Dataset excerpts
☆ ☆ ☆ ☆ ☆

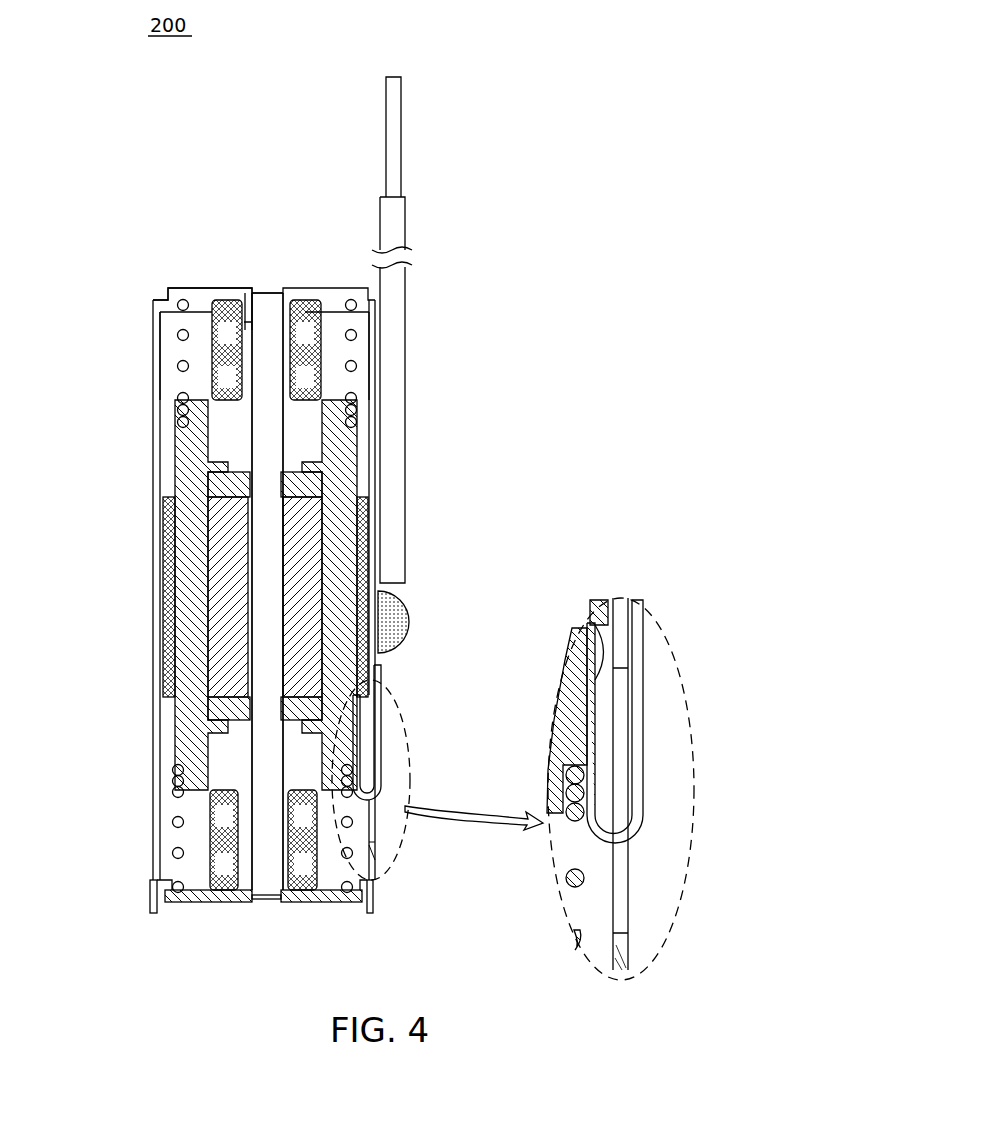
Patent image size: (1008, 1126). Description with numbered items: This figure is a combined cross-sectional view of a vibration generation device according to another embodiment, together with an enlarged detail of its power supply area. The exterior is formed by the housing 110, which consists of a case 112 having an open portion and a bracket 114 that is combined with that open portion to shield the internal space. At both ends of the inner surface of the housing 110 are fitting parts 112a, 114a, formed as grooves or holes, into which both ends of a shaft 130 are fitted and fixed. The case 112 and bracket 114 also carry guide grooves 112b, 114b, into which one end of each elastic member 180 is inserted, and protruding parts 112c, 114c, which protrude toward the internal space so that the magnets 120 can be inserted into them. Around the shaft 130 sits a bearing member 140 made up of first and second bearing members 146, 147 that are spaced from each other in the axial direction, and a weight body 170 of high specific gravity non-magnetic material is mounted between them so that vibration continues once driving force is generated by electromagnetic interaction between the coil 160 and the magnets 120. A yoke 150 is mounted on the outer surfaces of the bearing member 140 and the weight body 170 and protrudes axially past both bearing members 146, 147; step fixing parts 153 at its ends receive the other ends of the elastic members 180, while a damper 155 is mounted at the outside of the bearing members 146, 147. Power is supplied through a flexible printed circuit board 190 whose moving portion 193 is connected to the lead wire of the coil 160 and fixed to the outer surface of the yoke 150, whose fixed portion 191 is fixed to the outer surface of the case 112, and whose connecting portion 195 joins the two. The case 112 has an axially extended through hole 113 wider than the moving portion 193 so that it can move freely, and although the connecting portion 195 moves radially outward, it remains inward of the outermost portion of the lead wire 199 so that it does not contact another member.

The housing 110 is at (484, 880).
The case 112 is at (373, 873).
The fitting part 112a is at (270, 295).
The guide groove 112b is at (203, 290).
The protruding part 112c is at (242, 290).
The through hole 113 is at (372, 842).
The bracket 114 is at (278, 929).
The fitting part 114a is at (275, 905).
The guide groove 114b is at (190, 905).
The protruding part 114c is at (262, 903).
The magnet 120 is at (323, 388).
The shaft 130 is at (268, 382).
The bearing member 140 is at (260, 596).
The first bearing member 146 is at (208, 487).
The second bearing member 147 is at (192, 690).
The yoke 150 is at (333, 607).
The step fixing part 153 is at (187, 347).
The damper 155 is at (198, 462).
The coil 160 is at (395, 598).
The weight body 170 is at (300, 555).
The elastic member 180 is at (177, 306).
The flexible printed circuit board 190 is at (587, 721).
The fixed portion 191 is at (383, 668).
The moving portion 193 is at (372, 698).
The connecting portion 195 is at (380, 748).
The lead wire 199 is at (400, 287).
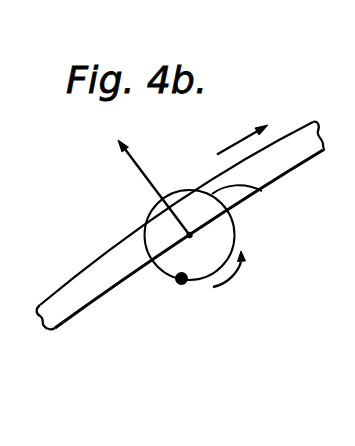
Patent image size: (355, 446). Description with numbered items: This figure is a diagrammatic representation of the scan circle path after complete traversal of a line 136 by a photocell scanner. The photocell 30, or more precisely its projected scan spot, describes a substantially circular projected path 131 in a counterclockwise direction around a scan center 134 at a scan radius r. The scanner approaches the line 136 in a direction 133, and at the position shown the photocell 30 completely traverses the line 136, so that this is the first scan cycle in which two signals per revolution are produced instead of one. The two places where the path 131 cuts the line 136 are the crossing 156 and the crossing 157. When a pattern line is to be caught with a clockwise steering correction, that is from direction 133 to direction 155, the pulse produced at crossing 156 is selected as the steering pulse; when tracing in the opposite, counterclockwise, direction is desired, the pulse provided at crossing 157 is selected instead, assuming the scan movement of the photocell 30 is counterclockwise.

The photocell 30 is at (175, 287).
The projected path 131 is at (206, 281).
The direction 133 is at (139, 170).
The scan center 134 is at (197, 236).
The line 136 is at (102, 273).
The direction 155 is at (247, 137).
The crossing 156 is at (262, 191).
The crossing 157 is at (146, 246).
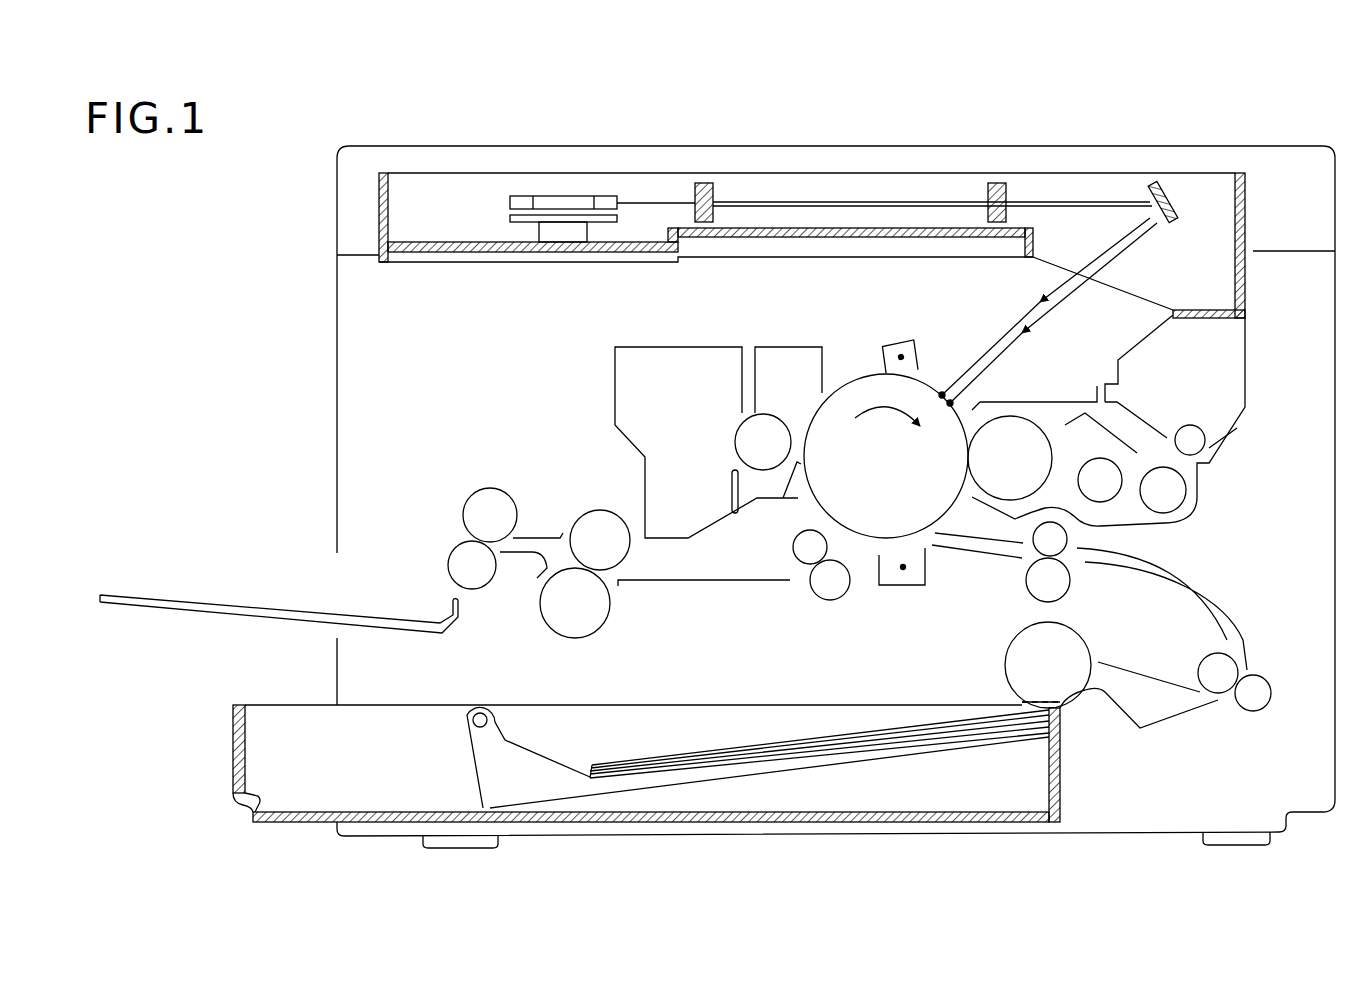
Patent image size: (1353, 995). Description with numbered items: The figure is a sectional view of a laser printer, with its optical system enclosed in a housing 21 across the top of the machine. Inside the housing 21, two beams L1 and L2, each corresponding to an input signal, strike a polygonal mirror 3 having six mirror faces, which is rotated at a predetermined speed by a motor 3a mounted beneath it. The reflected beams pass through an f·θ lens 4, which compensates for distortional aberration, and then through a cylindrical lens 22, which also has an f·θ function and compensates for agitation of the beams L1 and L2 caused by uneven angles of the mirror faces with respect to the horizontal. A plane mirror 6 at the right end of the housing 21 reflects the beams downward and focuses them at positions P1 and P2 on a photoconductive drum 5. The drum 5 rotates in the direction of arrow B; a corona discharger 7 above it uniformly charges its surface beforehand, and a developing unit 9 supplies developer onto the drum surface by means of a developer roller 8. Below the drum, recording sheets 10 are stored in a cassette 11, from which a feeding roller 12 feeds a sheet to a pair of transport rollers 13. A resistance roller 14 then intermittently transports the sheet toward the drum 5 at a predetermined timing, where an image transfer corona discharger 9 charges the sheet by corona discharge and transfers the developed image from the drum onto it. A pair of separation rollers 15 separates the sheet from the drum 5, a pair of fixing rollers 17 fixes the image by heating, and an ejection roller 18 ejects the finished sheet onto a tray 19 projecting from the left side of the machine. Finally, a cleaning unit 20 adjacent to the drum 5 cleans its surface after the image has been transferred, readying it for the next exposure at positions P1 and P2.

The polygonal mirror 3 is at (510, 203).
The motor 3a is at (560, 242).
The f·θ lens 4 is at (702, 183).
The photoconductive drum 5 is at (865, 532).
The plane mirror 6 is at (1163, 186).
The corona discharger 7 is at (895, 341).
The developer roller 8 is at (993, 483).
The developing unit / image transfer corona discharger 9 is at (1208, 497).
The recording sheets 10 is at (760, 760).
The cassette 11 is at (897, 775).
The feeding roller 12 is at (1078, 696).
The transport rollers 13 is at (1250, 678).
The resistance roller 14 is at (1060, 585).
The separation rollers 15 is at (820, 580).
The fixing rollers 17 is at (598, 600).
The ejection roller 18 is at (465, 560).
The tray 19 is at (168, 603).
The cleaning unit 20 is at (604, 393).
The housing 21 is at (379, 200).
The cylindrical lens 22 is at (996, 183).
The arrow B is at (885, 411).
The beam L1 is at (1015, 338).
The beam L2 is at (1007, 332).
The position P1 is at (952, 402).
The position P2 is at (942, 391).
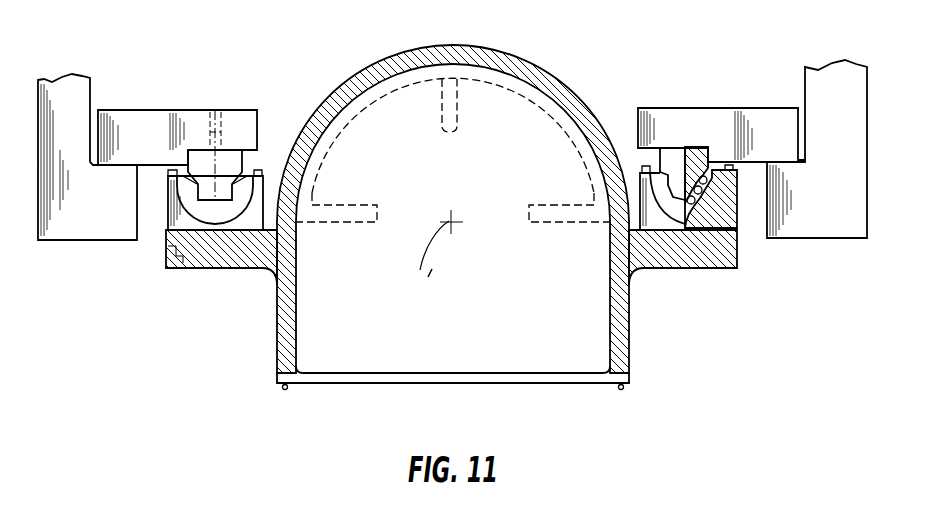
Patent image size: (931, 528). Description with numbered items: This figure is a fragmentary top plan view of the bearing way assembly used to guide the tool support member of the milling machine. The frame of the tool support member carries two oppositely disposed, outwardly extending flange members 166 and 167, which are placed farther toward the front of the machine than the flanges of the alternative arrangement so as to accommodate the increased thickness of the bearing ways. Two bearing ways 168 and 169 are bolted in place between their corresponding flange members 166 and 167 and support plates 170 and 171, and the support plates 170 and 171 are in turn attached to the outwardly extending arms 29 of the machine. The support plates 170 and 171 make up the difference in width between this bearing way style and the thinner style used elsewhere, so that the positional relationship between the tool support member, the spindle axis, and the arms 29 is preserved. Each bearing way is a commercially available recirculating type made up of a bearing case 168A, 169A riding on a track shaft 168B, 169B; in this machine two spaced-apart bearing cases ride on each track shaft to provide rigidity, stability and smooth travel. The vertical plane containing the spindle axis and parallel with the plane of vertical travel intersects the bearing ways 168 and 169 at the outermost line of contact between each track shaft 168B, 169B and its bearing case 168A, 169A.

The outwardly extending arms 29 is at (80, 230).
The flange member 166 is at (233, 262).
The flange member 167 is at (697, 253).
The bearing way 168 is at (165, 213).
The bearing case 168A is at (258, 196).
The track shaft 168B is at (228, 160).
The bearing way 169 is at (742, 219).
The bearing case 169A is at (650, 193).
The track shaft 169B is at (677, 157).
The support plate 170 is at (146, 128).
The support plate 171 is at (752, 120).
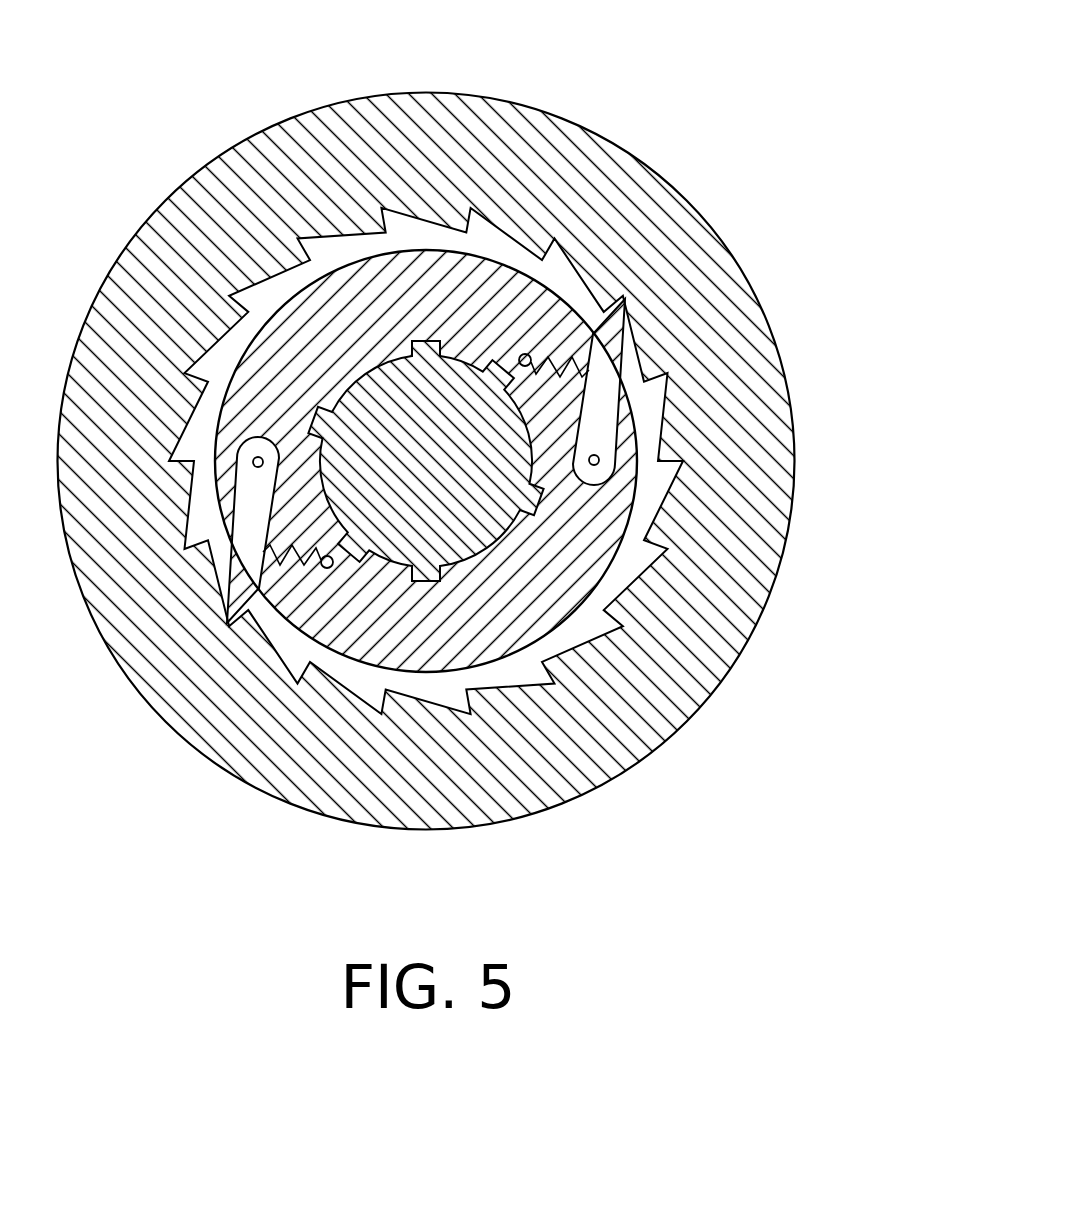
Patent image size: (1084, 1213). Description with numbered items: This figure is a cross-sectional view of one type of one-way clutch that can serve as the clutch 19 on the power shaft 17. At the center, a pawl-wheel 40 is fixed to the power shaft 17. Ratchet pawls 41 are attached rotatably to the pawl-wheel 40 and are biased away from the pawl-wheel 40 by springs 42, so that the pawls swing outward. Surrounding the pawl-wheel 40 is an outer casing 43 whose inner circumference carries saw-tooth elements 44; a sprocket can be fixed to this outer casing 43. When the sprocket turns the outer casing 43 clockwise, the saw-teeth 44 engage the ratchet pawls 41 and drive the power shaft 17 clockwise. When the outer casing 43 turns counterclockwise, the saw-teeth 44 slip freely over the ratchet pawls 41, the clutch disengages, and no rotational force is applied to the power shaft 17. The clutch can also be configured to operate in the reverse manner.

☆ ☆ ☆ ☆ ☆

## Do this
Edit the data from the line with "Patent image size: (931, 528)." up to and including the line with "The support plate 171 is at (752, 120)." so that "milling machine" becomes "boring machine", and reproduce those lines with nothing else changed.

## Result for this task
Patent image size: (931, 528). Description with numbered items: This figure is a fragmentary top plan view of the bearing way assembly used to guide the tool support member of the boring machine. The frame of the tool support member carries two oppositely disposed, outwardly extending flange members 166 and 167, which are placed farther toward the front of the machine than the flanges of the alternative arrangement so as to accommodate the increased thickness of the bearing ways. Two bearing ways 168 and 169 are bolted in place between their corresponding flange members 166 and 167 and support plates 170 and 171, and the support plates 170 and 171 are in turn attached to the outwardly extending arms 29 of the machine. The support plates 170 and 171 make up the difference in width between this bearing way style and the thinner style used elsewhere, so that the positional relationship between the tool support member, the spindle axis, and the arms 29 is preserved. Each bearing way is a commercially available recirculating type made up of a bearing case 168A, 169A riding on a track shaft 168B, 169B; in this machine two spaced-apart bearing cases ride on each track shaft to provide rigidity, stability and smooth travel. The vertical plane containing the spindle axis and parallel with the plane of vertical travel intersects the bearing ways 168 and 169 at the outermost line of contact between each track shaft 168B, 169B and its bearing case 168A, 169A.

The outwardly extending arms 29 is at (80, 230).
The flange member 166 is at (233, 262).
The flange member 167 is at (697, 253).
The bearing way 168 is at (165, 213).
The bearing case 168A is at (258, 196).
The track shaft 168B is at (228, 160).
The bearing way 169 is at (742, 219).
The bearing case 169A is at (650, 193).
The track shaft 169B is at (677, 157).
The support plate 170 is at (146, 128).
The support plate 171 is at (752, 120).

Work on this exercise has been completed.